Dataset rows about figures:
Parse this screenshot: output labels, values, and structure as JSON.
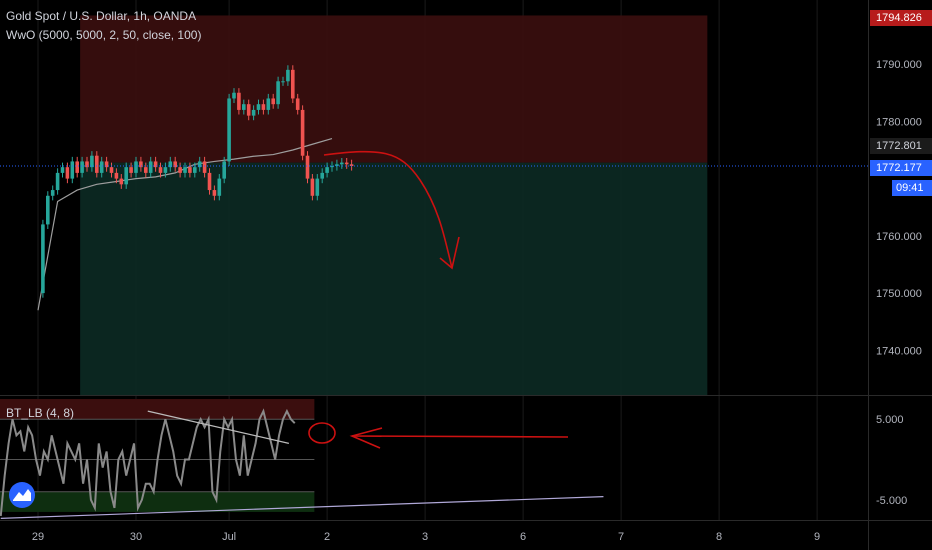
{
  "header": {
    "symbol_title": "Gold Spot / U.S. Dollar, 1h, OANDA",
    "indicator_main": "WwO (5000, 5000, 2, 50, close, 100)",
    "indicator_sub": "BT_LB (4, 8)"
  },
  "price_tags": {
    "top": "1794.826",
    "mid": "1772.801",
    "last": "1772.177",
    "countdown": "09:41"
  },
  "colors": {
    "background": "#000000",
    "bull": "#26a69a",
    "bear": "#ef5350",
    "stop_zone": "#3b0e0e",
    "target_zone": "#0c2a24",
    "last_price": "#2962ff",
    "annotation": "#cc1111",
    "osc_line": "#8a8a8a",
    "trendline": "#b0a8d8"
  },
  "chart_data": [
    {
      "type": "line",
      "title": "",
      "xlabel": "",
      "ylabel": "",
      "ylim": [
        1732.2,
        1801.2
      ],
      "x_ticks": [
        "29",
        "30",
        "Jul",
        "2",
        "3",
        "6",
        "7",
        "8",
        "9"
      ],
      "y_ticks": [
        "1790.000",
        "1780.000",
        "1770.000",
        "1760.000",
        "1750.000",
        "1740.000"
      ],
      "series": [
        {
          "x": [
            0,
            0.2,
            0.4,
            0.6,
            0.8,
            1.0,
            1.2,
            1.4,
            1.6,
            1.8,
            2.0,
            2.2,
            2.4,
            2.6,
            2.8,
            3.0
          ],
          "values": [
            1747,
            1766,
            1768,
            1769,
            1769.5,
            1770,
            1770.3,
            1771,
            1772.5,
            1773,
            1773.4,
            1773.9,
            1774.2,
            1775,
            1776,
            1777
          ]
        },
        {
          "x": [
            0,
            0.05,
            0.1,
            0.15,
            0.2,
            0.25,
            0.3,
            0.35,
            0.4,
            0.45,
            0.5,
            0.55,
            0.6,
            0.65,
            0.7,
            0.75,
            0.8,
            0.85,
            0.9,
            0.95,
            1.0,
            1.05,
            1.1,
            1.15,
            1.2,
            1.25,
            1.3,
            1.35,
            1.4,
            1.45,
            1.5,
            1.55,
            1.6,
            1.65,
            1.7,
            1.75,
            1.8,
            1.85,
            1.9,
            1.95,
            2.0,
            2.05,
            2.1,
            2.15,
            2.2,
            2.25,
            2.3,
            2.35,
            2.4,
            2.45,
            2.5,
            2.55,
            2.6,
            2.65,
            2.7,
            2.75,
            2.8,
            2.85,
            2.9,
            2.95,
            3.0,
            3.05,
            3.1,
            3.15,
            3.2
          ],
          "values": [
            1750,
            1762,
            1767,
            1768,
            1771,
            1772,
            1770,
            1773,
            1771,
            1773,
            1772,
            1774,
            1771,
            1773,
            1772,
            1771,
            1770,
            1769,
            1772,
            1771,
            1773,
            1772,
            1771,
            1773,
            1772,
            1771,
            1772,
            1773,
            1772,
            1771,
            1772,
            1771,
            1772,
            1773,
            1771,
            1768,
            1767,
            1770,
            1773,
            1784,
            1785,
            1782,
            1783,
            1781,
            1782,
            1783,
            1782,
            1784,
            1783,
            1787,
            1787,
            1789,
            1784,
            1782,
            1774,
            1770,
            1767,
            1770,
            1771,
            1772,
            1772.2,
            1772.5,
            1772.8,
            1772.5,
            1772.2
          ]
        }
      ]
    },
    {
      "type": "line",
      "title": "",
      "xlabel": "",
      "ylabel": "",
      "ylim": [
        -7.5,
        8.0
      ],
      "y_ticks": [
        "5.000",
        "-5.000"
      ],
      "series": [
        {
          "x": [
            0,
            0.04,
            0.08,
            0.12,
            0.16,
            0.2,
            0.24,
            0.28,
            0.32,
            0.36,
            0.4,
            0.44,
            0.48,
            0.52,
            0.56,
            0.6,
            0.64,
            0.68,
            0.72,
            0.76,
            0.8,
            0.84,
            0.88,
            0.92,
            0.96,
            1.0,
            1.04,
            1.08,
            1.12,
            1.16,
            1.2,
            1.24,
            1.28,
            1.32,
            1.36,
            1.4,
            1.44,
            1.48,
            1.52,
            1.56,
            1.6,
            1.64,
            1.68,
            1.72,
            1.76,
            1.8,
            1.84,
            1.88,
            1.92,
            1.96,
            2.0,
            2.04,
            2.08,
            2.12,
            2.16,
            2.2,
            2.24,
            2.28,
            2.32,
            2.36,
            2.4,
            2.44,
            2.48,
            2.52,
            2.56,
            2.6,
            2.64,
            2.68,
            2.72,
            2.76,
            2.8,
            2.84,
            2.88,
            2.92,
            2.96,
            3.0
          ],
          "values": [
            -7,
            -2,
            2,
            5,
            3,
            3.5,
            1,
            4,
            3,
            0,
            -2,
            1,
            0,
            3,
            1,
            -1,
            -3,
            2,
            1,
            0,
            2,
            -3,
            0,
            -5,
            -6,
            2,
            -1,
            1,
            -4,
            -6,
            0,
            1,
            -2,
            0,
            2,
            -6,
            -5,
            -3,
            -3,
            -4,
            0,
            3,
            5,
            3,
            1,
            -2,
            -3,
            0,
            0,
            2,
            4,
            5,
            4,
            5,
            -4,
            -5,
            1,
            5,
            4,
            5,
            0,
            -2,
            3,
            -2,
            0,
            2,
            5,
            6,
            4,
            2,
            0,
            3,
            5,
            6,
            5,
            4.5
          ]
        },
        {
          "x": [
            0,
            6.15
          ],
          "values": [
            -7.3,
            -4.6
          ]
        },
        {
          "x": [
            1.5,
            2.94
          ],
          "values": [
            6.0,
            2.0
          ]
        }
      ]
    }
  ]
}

_The task:_
Every record above should come back exactly, but without its pictures.

_Problem solution:_
Parse this screenshot: output labels, values, and structure as JSON.
{
  "header": {
    "symbol_title": "Gold Spot / U.S. Dollar, 1h, OANDA",
    "indicator_main": "WwO (5000, 5000, 2, 50, close, 100)",
    "indicator_sub": "BT_LB (4, 8)"
  },
  "price_tags": {
    "top": "1794.826",
    "mid": "1772.801",
    "last": "1772.177",
    "countdown": "09:41"
  },
  "colors": {
    "background": "#000000",
    "bull": "#26a69a",
    "bear": "#ef5350",
    "stop_zone": "#3b0e0e",
    "target_zone": "#0c2a24",
    "last_price": "#2962ff",
    "annotation": "#cc1111",
    "osc_line": "#8a8a8a",
    "trendline": "#b0a8d8"
  },
  "chart_data": [
    {
      "type": "line",
      "title": "",
      "xlabel": "",
      "ylabel": "",
      "ylim": [
        1732.2,
        1801.2
      ],
      "x_ticks": [
        "29",
        "30",
        "Jul",
        "2",
        "3",
        "6",
        "7",
        "8",
        "9"
      ],
      "y_ticks": [
        "1790.000",
        "1780.000",
        "1770.000",
        "1760.000",
        "1750.000",
        "1740.000"
      ],
      "series": [
        {
          "x": [
            0,
            0.2,
            0.4,
            0.6,
            0.8,
            1.0,
            1.2,
            1.4,
            1.6,
            1.8,
            2.0,
            2.2,
            2.4,
            2.6,
            2.8,
            3.0
          ],
          "values": [
            1747,
            1766,
            1768,
            1769,
            1769.5,
            1770,
            1770.3,
            1771,
            1772.5,
            1773,
            1773.4,
            1773.9,
            1774.2,
            1775,
            1776,
            1777
          ]
        },
        {
          "x": [
            0,
            0.05,
            0.1,
            0.15,
            0.2,
            0.25,
            0.3,
            0.35,
            0.4,
            0.45,
            0.5,
            0.55,
            0.6,
            0.65,
            0.7,
            0.75,
            0.8,
            0.85,
            0.9,
            0.95,
            1.0,
            1.05,
            1.1,
            1.15,
            1.2,
            1.25,
            1.3,
            1.35,
            1.4,
            1.45,
            1.5,
            1.55,
            1.6,
            1.65,
            1.7,
            1.75,
            1.8,
            1.85,
            1.9,
            1.95,
            2.0,
            2.05,
            2.1,
            2.15,
            2.2,
            2.25,
            2.3,
            2.35,
            2.4,
            2.45,
            2.5,
            2.55,
            2.6,
            2.65,
            2.7,
            2.75,
            2.8,
            2.85,
            2.9,
            2.95,
            3.0,
            3.05,
            3.1,
            3.15,
            3.2
          ],
          "values": [
            1750,
            1762,
            1767,
            1768,
            1771,
            1772,
            1770,
            1773,
            1771,
            1773,
            1772,
            1774,
            1771,
            1773,
            1772,
            1771,
            1770,
            1769,
            1772,
            1771,
            1773,
            1772,
            1771,
            1773,
            1772,
            1771,
            1772,
            1773,
            1772,
            1771,
            1772,
            1771,
            1772,
            1773,
            1771,
            1768,
            1767,
            1770,
            1773,
            1784,
            1785,
            1782,
            1783,
            1781,
            1782,
            1783,
            1782,
            1784,
            1783,
            1787,
            1787,
            1789,
            1784,
            1782,
            1774,
            1770,
            1767,
            1770,
            1771,
            1772,
            1772.2,
            1772.5,
            1772.8,
            1772.5,
            1772.2
          ]
        }
      ]
    },
    {
      "type": "line",
      "title": "",
      "xlabel": "",
      "ylabel": "",
      "ylim": [
        -7.5,
        8.0
      ],
      "y_ticks": [
        "5.000",
        "-5.000"
      ],
      "series": [
        {
          "x": [
            0,
            0.04,
            0.08,
            0.12,
            0.16,
            0.2,
            0.24,
            0.28,
            0.32,
            0.36,
            0.4,
            0.44,
            0.48,
            0.52,
            0.56,
            0.6,
            0.64,
            0.68,
            0.72,
            0.76,
            0.8,
            0.84,
            0.88,
            0.92,
            0.96,
            1.0,
            1.04,
            1.08,
            1.12,
            1.16,
            1.2,
            1.24,
            1.28,
            1.32,
            1.36,
            1.4,
            1.44,
            1.48,
            1.52,
            1.56,
            1.6,
            1.64,
            1.68,
            1.72,
            1.76,
            1.8,
            1.84,
            1.88,
            1.92,
            1.96,
            2.0,
            2.04,
            2.08,
            2.12,
            2.16,
            2.2,
            2.24,
            2.28,
            2.32,
            2.36,
            2.4,
            2.44,
            2.48,
            2.52,
            2.56,
            2.6,
            2.64,
            2.68,
            2.72,
            2.76,
            2.8,
            2.84,
            2.88,
            2.92,
            2.96,
            3.0
          ],
          "values": [
            -7,
            -2,
            2,
            5,
            3,
            3.5,
            1,
            4,
            3,
            0,
            -2,
            1,
            0,
            3,
            1,
            -1,
            -3,
            2,
            1,
            0,
            2,
            -3,
            0,
            -5,
            -6,
            2,
            -1,
            1,
            -4,
            -6,
            0,
            1,
            -2,
            0,
            2,
            -6,
            -5,
            -3,
            -3,
            -4,
            0,
            3,
            5,
            3,
            1,
            -2,
            -3,
            0,
            0,
            2,
            4,
            5,
            4,
            5,
            -4,
            -5,
            1,
            5,
            4,
            5,
            0,
            -2,
            3,
            -2,
            0,
            2,
            5,
            6,
            4,
            2,
            0,
            3,
            5,
            6,
            5,
            4.5
          ]
        },
        {
          "x": [
            0,
            6.15
          ],
          "values": [
            -7.3,
            -4.6
          ]
        },
        {
          "x": [
            1.5,
            2.94
          ],
          "values": [
            6.0,
            2.0
          ]
        }
      ]
    }
  ]
}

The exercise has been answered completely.